Dataset listings of figures:
● ● ●

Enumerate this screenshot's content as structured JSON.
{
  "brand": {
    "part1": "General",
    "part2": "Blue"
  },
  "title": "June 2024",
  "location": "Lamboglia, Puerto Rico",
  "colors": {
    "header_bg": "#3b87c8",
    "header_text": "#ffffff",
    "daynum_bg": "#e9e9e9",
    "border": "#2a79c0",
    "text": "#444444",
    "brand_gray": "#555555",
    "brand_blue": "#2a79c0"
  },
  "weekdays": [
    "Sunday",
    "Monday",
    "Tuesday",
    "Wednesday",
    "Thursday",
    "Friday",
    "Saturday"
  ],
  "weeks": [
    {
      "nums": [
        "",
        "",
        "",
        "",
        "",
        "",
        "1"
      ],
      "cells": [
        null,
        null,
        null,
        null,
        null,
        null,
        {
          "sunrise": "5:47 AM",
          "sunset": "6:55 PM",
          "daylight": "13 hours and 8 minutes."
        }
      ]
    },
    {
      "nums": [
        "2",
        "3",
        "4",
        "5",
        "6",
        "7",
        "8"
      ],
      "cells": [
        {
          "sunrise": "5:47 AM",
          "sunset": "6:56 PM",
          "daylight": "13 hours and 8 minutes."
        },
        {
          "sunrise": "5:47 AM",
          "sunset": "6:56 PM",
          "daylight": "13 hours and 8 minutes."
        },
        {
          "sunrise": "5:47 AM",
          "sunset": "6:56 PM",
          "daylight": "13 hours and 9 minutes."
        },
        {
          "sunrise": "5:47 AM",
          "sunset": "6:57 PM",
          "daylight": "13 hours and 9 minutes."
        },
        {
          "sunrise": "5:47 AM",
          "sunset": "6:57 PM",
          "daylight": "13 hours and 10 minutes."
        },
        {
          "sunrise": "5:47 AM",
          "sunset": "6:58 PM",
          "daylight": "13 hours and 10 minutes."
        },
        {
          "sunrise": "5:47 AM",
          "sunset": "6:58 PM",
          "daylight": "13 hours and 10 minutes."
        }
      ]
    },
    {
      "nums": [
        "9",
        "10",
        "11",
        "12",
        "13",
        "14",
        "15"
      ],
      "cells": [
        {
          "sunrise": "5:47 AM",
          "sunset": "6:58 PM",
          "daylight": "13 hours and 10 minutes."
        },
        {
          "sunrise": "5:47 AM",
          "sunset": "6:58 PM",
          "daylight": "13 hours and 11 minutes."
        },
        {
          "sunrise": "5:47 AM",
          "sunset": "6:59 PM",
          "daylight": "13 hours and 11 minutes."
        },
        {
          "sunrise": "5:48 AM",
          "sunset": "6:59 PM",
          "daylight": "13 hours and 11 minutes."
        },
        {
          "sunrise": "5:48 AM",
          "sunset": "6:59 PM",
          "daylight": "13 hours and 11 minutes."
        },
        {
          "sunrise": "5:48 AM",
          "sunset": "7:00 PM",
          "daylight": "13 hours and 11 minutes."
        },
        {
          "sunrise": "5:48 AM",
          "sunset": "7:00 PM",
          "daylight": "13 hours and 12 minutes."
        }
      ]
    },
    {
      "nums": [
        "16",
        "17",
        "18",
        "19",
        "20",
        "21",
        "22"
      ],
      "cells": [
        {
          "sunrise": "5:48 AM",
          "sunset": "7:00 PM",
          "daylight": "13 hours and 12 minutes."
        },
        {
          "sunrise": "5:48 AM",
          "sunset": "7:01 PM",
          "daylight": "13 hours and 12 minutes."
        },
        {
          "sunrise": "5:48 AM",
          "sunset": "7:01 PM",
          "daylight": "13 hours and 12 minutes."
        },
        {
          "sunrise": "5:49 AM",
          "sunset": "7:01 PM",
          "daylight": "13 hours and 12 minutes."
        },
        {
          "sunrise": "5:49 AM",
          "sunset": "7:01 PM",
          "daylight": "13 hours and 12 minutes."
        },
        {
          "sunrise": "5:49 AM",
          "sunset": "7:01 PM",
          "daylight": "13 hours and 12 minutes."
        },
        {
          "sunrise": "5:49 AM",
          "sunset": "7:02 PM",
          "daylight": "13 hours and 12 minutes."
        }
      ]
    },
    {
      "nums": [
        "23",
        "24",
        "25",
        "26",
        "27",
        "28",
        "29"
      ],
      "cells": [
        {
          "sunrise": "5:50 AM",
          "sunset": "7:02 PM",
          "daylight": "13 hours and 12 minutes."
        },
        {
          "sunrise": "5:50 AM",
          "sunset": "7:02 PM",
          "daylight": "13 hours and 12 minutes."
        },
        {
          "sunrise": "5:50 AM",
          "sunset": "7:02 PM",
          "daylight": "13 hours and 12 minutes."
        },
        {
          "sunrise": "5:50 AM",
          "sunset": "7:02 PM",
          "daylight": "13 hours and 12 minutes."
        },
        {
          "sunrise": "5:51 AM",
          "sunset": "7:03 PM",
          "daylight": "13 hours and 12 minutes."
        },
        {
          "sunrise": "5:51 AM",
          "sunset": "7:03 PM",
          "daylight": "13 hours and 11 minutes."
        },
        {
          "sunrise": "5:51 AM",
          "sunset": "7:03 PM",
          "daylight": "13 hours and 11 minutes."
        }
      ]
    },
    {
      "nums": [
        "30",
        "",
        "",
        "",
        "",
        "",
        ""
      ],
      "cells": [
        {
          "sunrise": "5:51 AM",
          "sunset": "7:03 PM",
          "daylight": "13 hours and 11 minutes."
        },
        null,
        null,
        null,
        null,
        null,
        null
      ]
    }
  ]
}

● ● ●

Task to complete: Repeat the entries exactly, all of them.

Output of the exercise:
Enumerate this screenshot's content as structured JSON.
{
  "brand": {
    "part1": "General",
    "part2": "Blue"
  },
  "title": "June 2024",
  "location": "Lamboglia, Puerto Rico",
  "colors": {
    "header_bg": "#3b87c8",
    "header_text": "#ffffff",
    "daynum_bg": "#e9e9e9",
    "border": "#2a79c0",
    "text": "#444444",
    "brand_gray": "#555555",
    "brand_blue": "#2a79c0"
  },
  "weekdays": [
    "Sunday",
    "Monday",
    "Tuesday",
    "Wednesday",
    "Thursday",
    "Friday",
    "Saturday"
  ],
  "weeks": [
    {
      "nums": [
        "",
        "",
        "",
        "",
        "",
        "",
        "1"
      ],
      "cells": [
        null,
        null,
        null,
        null,
        null,
        null,
        {
          "sunrise": "5:47 AM",
          "sunset": "6:55 PM",
          "daylight": "13 hours and 8 minutes."
        }
      ]
    },
    {
      "nums": [
        "2",
        "3",
        "4",
        "5",
        "6",
        "7",
        "8"
      ],
      "cells": [
        {
          "sunrise": "5:47 AM",
          "sunset": "6:56 PM",
          "daylight": "13 hours and 8 minutes."
        },
        {
          "sunrise": "5:47 AM",
          "sunset": "6:56 PM",
          "daylight": "13 hours and 8 minutes."
        },
        {
          "sunrise": "5:47 AM",
          "sunset": "6:56 PM",
          "daylight": "13 hours and 9 minutes."
        },
        {
          "sunrise": "5:47 AM",
          "sunset": "6:57 PM",
          "daylight": "13 hours and 9 minutes."
        },
        {
          "sunrise": "5:47 AM",
          "sunset": "6:57 PM",
          "daylight": "13 hours and 10 minutes."
        },
        {
          "sunrise": "5:47 AM",
          "sunset": "6:58 PM",
          "daylight": "13 hours and 10 minutes."
        },
        {
          "sunrise": "5:47 AM",
          "sunset": "6:58 PM",
          "daylight": "13 hours and 10 minutes."
        }
      ]
    },
    {
      "nums": [
        "9",
        "10",
        "11",
        "12",
        "13",
        "14",
        "15"
      ],
      "cells": [
        {
          "sunrise": "5:47 AM",
          "sunset": "6:58 PM",
          "daylight": "13 hours and 10 minutes."
        },
        {
          "sunrise": "5:47 AM",
          "sunset": "6:58 PM",
          "daylight": "13 hours and 11 minutes."
        },
        {
          "sunrise": "5:47 AM",
          "sunset": "6:59 PM",
          "daylight": "13 hours and 11 minutes."
        },
        {
          "sunrise": "5:48 AM",
          "sunset": "6:59 PM",
          "daylight": "13 hours and 11 minutes."
        },
        {
          "sunrise": "5:48 AM",
          "sunset": "6:59 PM",
          "daylight": "13 hours and 11 minutes."
        },
        {
          "sunrise": "5:48 AM",
          "sunset": "7:00 PM",
          "daylight": "13 hours and 11 minutes."
        },
        {
          "sunrise": "5:48 AM",
          "sunset": "7:00 PM",
          "daylight": "13 hours and 12 minutes."
        }
      ]
    },
    {
      "nums": [
        "16",
        "17",
        "18",
        "19",
        "20",
        "21",
        "22"
      ],
      "cells": [
        {
          "sunrise": "5:48 AM",
          "sunset": "7:00 PM",
          "daylight": "13 hours and 12 minutes."
        },
        {
          "sunrise": "5:48 AM",
          "sunset": "7:01 PM",
          "daylight": "13 hours and 12 minutes."
        },
        {
          "sunrise": "5:48 AM",
          "sunset": "7:01 PM",
          "daylight": "13 hours and 12 minutes."
        },
        {
          "sunrise": "5:49 AM",
          "sunset": "7:01 PM",
          "daylight": "13 hours and 12 minutes."
        },
        {
          "sunrise": "5:49 AM",
          "sunset": "7:01 PM",
          "daylight": "13 hours and 12 minutes."
        },
        {
          "sunrise": "5:49 AM",
          "sunset": "7:01 PM",
          "daylight": "13 hours and 12 minutes."
        },
        {
          "sunrise": "5:49 AM",
          "sunset": "7:02 PM",
          "daylight": "13 hours and 12 minutes."
        }
      ]
    },
    {
      "nums": [
        "23",
        "24",
        "25",
        "26",
        "27",
        "28",
        "29"
      ],
      "cells": [
        {
          "sunrise": "5:50 AM",
          "sunset": "7:02 PM",
          "daylight": "13 hours and 12 minutes."
        },
        {
          "sunrise": "5:50 AM",
          "sunset": "7:02 PM",
          "daylight": "13 hours and 12 minutes."
        },
        {
          "sunrise": "5:50 AM",
          "sunset": "7:02 PM",
          "daylight": "13 hours and 12 minutes."
        },
        {
          "sunrise": "5:50 AM",
          "sunset": "7:02 PM",
          "daylight": "13 hours and 12 minutes."
        },
        {
          "sunrise": "5:51 AM",
          "sunset": "7:03 PM",
          "daylight": "13 hours and 12 minutes."
        },
        {
          "sunrise": "5:51 AM",
          "sunset": "7:03 PM",
          "daylight": "13 hours and 11 minutes."
        },
        {
          "sunrise": "5:51 AM",
          "sunset": "7:03 PM",
          "daylight": "13 hours and 11 minutes."
        }
      ]
    },
    {
      "nums": [
        "30",
        "",
        "",
        "",
        "",
        "",
        ""
      ],
      "cells": [
        {
          "sunrise": "5:51 AM",
          "sunset": "7:03 PM",
          "daylight": "13 hours and 11 minutes."
        },
        null,
        null,
        null,
        null,
        null,
        null
      ]
    }
  ]
}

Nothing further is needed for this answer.